• Problem details
Using the listing below, please gather every line containing the word "active".

Records from a dataset:
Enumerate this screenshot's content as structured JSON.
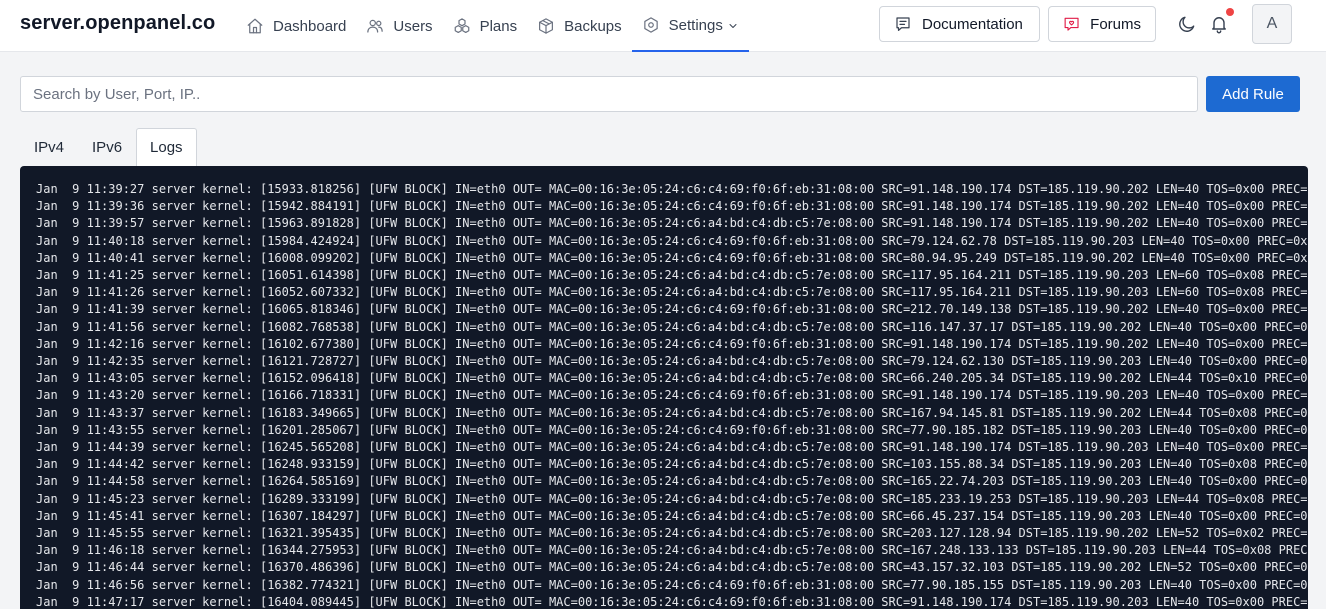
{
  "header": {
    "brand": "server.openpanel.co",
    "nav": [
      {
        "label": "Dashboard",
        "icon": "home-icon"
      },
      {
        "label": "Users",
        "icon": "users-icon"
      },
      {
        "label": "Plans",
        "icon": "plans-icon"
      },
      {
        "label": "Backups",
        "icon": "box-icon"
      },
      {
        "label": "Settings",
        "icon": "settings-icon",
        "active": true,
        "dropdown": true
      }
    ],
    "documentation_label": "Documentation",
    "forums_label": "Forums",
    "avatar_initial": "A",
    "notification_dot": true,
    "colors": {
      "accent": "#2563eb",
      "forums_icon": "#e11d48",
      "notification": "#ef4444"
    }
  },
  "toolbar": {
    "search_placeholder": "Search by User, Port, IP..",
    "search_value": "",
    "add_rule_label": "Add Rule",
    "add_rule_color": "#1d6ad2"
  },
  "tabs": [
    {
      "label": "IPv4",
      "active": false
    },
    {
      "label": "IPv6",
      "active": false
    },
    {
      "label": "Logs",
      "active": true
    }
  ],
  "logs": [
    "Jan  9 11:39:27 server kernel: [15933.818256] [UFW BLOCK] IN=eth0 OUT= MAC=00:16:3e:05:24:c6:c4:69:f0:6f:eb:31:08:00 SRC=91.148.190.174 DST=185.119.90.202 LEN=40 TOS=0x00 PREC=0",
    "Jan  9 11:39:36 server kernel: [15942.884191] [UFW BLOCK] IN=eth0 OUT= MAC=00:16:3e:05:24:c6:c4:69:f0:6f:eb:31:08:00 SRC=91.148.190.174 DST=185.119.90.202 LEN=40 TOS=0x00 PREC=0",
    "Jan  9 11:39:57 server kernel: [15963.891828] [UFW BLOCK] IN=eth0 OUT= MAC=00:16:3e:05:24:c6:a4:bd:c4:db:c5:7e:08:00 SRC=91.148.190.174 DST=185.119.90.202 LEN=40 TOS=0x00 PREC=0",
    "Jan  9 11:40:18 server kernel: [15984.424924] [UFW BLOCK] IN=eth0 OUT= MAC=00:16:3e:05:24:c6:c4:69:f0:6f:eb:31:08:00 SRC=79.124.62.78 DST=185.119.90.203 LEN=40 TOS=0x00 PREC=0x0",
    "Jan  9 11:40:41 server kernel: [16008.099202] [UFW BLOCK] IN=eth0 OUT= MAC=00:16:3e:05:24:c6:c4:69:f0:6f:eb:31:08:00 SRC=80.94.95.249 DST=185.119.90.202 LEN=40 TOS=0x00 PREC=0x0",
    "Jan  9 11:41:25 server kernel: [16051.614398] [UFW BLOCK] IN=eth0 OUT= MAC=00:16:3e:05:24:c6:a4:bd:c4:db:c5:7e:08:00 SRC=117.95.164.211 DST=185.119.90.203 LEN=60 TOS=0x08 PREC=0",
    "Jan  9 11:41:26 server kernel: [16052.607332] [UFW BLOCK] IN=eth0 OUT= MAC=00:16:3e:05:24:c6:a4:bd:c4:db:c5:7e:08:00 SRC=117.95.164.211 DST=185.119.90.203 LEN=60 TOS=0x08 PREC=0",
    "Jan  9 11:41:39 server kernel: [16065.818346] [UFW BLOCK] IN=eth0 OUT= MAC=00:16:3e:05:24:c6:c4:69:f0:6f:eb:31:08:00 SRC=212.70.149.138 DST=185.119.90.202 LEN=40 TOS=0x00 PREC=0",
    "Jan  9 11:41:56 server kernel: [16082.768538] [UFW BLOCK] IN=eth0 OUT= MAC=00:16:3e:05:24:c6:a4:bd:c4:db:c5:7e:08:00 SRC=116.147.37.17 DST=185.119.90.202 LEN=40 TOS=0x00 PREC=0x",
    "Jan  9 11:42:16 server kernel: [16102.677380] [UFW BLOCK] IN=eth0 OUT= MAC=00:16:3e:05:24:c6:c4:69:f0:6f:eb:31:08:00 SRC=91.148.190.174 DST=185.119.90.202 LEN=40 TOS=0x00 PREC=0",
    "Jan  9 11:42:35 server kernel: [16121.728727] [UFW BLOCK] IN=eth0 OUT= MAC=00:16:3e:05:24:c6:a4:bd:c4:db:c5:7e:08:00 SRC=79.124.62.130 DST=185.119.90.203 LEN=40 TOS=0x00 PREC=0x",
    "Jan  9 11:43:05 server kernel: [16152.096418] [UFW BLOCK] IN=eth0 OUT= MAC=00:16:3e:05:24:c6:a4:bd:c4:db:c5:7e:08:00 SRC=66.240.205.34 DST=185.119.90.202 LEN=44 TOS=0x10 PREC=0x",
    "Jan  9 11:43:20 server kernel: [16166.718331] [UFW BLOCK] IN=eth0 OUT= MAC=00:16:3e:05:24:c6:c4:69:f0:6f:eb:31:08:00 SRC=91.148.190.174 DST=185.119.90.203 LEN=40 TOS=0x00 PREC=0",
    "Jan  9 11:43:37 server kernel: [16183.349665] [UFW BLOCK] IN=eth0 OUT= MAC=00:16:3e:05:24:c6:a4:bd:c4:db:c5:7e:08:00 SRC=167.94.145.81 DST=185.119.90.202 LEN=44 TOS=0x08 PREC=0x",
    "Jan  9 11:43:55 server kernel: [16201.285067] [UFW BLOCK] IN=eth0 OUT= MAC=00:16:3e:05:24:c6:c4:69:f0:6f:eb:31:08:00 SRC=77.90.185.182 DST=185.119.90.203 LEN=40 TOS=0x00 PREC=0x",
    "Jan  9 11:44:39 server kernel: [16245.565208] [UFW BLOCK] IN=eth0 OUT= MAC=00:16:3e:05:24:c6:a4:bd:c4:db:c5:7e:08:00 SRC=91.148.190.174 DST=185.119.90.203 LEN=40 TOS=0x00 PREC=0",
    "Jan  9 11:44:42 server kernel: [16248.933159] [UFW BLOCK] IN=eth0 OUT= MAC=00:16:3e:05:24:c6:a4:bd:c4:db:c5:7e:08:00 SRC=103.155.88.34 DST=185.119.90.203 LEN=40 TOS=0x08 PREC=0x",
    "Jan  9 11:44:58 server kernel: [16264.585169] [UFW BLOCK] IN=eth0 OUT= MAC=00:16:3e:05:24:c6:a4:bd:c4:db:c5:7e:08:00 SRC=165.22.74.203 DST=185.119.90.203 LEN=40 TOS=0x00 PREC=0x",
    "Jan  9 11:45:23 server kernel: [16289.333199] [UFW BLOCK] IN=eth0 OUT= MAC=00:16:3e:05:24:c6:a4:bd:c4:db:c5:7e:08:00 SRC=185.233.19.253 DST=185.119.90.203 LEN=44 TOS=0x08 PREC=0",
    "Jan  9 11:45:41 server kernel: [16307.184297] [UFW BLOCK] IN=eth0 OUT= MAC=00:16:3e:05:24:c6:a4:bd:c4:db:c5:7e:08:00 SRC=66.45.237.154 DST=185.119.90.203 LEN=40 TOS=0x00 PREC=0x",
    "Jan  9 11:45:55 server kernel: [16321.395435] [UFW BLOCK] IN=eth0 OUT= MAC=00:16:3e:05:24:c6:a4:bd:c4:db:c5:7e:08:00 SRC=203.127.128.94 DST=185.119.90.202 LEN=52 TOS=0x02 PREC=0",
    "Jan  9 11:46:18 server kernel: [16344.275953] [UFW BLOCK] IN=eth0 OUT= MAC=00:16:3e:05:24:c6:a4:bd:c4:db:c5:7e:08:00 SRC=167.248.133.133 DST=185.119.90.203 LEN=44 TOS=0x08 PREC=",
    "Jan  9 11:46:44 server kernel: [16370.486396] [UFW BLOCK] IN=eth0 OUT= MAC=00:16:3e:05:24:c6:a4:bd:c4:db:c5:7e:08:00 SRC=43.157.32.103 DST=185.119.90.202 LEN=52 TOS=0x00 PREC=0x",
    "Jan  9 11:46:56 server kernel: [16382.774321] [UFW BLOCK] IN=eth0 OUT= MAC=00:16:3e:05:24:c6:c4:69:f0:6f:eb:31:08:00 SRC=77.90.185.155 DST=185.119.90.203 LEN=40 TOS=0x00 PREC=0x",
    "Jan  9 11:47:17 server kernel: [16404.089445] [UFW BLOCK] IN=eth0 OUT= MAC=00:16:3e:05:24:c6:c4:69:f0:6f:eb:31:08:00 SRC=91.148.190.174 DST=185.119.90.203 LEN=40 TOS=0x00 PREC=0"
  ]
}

• Worked solution
        "active": true,
      "active": false
      "active": false
      "active": true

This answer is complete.